## Data records:
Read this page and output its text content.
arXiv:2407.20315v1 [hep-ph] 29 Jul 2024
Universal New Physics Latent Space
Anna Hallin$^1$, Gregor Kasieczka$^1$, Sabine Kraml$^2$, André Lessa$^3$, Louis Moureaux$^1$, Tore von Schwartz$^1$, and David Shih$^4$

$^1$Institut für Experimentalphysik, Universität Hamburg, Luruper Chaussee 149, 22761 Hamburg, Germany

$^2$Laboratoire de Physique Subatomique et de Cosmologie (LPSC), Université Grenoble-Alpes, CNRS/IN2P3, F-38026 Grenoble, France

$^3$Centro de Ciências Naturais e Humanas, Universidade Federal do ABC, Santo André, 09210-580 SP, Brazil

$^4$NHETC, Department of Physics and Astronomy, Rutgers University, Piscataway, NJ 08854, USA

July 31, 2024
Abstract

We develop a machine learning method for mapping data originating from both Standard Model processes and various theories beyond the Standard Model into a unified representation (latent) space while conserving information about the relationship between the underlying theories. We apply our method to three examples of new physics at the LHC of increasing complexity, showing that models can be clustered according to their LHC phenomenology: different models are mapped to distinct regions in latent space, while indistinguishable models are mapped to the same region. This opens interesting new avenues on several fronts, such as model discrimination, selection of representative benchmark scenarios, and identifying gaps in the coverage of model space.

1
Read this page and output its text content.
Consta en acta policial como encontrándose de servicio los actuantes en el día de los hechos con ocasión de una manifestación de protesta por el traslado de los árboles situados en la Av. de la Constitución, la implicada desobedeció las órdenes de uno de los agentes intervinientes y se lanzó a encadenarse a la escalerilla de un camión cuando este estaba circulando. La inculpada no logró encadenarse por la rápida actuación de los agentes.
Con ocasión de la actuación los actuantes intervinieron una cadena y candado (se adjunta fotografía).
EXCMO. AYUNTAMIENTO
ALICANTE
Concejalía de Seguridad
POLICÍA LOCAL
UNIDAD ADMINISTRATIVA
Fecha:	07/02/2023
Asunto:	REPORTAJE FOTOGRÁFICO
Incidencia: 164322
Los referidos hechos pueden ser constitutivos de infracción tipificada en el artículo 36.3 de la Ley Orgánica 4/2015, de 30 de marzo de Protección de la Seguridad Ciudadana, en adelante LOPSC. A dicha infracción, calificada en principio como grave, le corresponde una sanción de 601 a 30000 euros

## Exercise details:
The word "André" may appear on some lines. Report how many lines hold it, giving the number alone.

## Answer:
2